• _The task_: Restate every line of the material, word for word.

Saved entries
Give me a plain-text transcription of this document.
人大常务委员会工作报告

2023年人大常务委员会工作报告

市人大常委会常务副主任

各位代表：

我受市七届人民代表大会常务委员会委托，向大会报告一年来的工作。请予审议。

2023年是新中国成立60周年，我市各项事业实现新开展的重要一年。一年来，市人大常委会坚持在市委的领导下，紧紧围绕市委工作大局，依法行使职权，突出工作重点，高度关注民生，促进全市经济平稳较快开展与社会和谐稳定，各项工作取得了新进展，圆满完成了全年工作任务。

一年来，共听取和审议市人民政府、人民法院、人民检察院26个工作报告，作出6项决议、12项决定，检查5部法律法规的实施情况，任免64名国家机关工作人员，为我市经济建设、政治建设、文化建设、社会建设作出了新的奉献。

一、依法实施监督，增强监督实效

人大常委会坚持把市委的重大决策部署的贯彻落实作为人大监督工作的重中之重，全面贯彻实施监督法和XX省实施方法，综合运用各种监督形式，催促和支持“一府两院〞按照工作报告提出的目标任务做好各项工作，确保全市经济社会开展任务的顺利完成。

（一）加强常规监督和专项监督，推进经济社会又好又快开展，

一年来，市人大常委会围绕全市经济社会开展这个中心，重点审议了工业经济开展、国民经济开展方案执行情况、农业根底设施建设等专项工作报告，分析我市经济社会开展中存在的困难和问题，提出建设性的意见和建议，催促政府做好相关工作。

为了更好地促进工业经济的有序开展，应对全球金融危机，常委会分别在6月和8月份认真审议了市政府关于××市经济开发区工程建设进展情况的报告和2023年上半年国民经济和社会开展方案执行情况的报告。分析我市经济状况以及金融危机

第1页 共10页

• _Written response_:
Give me a plain-text transcription of this document.
人大常务委员会工作报告

2023年人大常务委员会工作报告

市人大常委会常务副主任

各位代表：

我受市七届人民代表大会常务委员会委托，向大会报告一年来的工作。请予审议。

2023年是新中国成立60周年，我市各项事业实现新开展的重要一年。一年来，市人大常委会坚持在市委的领导下，紧紧围绕市委工作大局，依法行使职权，突出工作重点，高度关注民生，促进全市经济平稳较快开展与社会和谐稳定，各项工作取得了新进展，圆满完成了全年工作任务。

一年来，共听取和审议市人民政府、人民法院、人民检察院26个工作报告，作出6项决议、12项决定，检查5部法律法规的实施情况，任免64名国家机关工作人员，为我市经济建设、政治建设、文化建设、社会建设作出了新的奉献。

一、依法实施监督，增强监督实效

人大常委会坚持把市委的重大决策部署的贯彻落实作为人大监督工作的重中之重，全面贯彻实施监督法和XX省实施方法，综合运用各种监督形式，催促和支持“一府两院〞按照工作报告提出的目标任务做好各项工作，确保全市经济社会开展任务的顺利完成。

（一）加强常规监督和专项监督，推进经济社会又好又快开展，

一年来，市人大常委会围绕全市经济社会开展这个中心，重点审议了工业经济开展、国民经济开展方案执行情况、农业根底设施建设等专项工作报告，分析我市经济社会开展中存在的困难和问题，提出建设性的意见和建议，催促政府做好相关工作。

为了更好地促进工业经济的有序开展，应对全球金融危机，常委会分别在6月和8月份认真审议了市政府关于××市经济开发区工程建设进展情况的报告和2023年上半年国民经济和社会开展方案执行情况的报告。分析我市经济状况以及金融危机

第1页 共10页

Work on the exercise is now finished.